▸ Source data
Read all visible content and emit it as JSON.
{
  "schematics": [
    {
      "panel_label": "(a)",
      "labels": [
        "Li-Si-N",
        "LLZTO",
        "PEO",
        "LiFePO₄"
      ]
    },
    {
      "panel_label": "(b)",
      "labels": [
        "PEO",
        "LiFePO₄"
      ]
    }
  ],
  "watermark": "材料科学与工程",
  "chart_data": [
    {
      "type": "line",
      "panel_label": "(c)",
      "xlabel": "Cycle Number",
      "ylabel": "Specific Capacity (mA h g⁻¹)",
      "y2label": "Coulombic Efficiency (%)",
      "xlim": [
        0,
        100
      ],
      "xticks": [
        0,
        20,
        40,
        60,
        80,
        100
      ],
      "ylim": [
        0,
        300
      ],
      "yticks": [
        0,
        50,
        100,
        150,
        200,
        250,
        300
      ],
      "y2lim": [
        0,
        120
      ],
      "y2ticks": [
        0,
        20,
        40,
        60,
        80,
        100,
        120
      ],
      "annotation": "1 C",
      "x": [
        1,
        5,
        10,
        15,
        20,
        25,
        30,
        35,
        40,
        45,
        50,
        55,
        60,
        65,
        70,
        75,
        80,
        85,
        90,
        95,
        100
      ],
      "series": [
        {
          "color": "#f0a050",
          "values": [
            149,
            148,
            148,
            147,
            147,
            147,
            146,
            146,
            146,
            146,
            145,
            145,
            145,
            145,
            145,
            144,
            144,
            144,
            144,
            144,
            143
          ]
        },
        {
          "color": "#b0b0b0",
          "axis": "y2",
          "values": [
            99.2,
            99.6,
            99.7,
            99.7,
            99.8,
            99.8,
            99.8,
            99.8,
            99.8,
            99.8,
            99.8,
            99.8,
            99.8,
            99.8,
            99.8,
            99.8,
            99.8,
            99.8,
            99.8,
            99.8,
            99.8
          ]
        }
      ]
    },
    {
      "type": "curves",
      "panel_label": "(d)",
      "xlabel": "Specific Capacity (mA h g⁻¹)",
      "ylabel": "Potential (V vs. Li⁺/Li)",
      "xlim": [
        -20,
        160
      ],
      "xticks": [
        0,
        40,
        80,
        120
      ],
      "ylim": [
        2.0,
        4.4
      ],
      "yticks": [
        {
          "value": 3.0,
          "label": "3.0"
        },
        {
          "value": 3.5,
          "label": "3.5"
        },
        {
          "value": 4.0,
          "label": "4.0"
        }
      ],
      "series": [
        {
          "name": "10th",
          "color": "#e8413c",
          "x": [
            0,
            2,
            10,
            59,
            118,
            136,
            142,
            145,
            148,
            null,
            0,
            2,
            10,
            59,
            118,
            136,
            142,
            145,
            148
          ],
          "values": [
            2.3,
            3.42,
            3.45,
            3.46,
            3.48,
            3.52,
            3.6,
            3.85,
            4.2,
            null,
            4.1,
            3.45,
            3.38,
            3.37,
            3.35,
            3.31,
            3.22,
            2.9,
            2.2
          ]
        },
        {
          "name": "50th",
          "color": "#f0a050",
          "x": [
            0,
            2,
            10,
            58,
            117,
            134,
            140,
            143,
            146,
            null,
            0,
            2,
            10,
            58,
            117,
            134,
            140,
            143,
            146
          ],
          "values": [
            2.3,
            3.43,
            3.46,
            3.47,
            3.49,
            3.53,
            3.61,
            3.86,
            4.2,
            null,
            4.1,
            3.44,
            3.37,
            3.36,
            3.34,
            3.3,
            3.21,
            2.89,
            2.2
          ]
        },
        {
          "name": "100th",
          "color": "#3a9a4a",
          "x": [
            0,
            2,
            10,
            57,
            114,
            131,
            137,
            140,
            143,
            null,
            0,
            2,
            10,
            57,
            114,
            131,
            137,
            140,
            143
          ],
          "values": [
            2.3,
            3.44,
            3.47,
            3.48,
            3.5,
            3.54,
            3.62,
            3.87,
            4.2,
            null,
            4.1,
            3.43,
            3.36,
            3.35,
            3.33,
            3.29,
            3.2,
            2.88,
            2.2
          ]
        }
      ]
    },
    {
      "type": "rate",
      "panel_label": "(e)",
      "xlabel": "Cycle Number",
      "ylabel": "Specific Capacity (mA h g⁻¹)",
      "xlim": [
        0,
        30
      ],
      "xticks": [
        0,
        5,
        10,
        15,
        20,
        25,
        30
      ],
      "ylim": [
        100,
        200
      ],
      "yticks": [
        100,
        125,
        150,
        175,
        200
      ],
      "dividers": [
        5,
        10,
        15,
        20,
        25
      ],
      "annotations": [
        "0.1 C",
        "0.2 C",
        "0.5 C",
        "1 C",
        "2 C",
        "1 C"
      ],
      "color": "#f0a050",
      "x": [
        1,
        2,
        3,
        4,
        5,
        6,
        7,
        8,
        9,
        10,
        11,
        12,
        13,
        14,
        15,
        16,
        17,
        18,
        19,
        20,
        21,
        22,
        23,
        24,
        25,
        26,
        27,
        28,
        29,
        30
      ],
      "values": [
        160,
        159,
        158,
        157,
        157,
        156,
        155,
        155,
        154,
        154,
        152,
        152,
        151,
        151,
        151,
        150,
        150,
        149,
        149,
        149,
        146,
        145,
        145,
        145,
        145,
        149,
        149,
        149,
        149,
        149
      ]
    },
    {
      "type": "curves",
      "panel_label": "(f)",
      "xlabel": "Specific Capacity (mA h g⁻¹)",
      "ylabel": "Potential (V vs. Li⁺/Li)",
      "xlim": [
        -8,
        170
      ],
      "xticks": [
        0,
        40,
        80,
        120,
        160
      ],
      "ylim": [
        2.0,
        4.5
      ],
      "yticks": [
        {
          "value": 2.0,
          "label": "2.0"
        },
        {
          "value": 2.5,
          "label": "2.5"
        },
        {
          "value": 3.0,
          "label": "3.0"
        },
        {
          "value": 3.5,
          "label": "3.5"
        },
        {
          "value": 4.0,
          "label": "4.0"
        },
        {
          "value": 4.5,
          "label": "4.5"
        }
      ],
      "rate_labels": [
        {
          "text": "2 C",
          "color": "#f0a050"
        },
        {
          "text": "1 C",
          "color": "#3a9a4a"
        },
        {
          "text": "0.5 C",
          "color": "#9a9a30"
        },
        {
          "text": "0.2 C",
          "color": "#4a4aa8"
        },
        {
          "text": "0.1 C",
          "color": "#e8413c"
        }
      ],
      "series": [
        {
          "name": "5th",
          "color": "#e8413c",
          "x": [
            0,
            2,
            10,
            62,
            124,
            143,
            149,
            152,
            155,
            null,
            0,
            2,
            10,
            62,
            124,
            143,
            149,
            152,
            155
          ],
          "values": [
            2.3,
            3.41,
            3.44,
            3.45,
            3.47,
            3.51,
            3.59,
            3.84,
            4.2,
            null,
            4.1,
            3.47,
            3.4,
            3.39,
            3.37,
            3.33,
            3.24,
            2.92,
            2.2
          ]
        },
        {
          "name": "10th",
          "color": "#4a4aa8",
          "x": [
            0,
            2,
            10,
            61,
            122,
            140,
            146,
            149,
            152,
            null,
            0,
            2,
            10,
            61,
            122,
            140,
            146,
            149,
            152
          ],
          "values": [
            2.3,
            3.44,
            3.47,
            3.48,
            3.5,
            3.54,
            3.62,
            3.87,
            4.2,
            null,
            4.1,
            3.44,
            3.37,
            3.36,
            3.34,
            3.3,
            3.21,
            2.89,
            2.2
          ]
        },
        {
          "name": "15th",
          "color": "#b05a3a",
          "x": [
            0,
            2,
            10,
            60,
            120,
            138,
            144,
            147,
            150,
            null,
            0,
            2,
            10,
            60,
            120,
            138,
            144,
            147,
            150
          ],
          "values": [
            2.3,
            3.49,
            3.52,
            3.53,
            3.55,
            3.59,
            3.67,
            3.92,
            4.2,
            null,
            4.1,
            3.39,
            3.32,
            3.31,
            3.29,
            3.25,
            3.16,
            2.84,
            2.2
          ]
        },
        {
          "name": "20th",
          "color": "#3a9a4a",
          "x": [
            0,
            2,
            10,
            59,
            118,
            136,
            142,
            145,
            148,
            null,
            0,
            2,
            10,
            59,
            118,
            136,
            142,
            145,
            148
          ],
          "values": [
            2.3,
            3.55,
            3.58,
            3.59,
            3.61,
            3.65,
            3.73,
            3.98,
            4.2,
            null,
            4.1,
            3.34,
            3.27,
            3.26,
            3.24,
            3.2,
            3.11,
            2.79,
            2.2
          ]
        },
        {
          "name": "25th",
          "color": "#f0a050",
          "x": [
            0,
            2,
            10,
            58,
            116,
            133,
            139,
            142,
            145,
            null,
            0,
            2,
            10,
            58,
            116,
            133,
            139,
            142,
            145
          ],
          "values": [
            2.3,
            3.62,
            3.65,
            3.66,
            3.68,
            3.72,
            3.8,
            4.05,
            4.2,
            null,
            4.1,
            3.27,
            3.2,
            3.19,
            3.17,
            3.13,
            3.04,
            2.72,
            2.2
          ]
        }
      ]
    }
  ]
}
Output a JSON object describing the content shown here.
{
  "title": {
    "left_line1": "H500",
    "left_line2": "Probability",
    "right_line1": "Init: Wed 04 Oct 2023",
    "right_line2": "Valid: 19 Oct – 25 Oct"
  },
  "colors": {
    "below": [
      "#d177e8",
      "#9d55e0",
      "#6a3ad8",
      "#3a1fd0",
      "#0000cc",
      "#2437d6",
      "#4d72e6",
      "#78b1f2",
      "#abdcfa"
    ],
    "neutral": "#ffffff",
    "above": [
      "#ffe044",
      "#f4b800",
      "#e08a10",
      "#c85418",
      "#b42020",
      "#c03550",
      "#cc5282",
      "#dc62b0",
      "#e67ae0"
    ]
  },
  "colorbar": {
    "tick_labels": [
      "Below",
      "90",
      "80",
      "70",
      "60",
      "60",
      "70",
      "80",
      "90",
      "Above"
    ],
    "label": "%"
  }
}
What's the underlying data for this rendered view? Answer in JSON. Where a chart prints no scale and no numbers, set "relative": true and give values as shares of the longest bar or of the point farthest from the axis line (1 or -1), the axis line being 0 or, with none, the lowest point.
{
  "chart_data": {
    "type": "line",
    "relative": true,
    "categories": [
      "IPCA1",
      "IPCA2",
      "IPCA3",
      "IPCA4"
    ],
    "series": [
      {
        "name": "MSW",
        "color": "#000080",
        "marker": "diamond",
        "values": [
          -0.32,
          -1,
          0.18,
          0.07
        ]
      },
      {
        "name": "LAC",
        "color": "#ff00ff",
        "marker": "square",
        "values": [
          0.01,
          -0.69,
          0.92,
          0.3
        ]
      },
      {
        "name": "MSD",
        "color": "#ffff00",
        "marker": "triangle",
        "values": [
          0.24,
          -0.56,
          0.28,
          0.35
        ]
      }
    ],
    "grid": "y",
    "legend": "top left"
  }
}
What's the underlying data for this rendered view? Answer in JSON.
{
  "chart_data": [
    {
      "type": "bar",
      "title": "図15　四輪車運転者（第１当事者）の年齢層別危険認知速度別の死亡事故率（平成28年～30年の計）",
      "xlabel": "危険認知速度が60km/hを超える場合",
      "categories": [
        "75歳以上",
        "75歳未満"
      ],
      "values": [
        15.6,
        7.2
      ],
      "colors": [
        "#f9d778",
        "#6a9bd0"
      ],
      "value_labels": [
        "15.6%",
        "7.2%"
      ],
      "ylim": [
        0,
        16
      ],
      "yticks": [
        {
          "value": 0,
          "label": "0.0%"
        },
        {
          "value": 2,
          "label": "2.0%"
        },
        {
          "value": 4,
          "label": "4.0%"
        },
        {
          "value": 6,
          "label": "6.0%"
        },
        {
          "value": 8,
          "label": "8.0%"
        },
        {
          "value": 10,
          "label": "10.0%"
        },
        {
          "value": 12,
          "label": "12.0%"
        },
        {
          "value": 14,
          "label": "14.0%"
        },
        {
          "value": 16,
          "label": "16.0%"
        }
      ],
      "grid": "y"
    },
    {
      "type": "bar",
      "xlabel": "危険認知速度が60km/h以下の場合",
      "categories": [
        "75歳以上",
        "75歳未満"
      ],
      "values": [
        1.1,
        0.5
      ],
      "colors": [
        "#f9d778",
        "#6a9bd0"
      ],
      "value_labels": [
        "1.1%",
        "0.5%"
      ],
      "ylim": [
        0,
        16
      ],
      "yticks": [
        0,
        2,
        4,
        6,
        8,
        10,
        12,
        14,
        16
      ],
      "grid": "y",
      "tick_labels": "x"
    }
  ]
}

▸ STATED EXERCISE
Using the material above, gather every line that includes "title".

▸ FINAL ANSWER
  "title": {
      "title": "図15　四輪車運転者（第１当事者）の年齢層別危険認知速度別の死亡事故率（平成28年～30年の計）",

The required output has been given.